Short task: Look through the data below and say how many of its lines contain "network", adding nothing else.

Stored records
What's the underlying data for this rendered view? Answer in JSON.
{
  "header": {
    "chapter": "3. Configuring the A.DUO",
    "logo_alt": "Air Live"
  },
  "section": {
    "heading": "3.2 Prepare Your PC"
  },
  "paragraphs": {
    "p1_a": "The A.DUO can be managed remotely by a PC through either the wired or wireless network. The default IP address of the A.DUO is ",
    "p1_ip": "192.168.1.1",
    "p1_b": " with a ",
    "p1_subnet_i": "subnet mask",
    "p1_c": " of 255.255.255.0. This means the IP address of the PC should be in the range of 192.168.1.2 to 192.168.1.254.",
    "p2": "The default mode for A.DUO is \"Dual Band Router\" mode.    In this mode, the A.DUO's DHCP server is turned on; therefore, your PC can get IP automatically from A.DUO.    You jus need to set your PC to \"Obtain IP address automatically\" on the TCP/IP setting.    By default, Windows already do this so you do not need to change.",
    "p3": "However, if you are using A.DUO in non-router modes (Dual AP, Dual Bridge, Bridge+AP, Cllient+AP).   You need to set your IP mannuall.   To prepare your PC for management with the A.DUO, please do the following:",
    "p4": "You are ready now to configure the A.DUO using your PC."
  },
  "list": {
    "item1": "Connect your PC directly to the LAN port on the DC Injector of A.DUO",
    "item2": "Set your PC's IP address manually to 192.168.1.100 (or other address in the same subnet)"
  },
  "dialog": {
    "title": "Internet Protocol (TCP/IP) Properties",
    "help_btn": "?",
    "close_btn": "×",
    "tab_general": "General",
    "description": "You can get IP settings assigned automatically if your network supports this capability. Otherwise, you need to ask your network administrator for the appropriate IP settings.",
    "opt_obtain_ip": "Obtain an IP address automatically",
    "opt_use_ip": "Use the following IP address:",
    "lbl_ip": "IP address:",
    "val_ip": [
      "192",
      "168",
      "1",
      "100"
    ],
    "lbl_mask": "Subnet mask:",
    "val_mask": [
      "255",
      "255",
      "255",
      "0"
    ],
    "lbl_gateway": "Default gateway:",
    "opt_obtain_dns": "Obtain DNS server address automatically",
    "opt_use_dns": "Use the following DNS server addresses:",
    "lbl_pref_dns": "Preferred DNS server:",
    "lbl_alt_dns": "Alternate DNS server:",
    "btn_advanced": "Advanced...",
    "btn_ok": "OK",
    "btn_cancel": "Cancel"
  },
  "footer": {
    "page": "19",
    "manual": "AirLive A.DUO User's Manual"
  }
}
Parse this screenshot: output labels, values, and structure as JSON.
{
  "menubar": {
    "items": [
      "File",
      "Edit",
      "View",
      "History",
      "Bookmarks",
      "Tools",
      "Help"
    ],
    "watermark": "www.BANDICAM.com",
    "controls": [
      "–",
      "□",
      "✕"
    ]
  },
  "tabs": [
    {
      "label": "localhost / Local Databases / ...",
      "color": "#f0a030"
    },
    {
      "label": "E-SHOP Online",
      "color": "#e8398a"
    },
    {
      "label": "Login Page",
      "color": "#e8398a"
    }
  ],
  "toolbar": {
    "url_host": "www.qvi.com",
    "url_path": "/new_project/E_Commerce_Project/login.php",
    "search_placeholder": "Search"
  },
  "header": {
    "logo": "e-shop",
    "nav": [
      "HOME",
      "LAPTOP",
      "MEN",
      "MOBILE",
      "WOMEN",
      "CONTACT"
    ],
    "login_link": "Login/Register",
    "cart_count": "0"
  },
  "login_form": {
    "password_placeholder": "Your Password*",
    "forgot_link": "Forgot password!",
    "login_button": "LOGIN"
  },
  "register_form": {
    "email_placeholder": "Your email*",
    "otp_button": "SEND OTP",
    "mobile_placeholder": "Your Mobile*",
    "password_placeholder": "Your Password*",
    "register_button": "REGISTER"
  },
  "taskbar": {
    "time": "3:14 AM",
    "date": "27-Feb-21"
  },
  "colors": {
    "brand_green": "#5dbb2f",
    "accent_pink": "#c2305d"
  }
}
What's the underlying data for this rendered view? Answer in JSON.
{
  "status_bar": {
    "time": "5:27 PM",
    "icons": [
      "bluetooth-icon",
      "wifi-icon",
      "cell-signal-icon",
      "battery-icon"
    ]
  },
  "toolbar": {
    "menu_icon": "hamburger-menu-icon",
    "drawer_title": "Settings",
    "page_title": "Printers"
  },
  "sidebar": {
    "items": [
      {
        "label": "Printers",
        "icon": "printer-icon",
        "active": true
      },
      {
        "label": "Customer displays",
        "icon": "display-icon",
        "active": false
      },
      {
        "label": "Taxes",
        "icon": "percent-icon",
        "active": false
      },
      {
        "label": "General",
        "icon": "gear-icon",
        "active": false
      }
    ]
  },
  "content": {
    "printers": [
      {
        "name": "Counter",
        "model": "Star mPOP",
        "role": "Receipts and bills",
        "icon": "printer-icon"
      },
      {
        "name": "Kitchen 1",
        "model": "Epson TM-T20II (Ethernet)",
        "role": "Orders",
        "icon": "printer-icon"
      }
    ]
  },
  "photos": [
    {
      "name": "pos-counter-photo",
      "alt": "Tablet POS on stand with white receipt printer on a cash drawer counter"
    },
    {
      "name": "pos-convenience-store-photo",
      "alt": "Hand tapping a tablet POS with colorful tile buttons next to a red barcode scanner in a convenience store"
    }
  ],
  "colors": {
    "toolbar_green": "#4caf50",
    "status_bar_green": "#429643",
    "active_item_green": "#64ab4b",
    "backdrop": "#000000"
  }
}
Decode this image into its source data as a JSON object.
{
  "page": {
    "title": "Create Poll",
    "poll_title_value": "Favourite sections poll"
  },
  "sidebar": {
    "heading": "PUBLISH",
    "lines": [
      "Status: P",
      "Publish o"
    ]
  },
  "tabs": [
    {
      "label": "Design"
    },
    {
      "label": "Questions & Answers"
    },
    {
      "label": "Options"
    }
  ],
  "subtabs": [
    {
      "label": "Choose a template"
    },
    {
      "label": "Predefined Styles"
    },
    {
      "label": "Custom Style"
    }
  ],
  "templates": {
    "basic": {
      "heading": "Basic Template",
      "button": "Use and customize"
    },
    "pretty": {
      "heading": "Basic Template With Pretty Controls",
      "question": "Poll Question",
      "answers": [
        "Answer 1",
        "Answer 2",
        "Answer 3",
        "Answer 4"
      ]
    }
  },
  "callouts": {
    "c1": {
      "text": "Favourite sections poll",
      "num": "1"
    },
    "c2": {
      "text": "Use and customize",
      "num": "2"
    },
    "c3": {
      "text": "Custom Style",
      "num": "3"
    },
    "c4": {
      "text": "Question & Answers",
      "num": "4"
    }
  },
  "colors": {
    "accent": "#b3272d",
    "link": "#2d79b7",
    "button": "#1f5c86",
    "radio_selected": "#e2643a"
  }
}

Reply: 2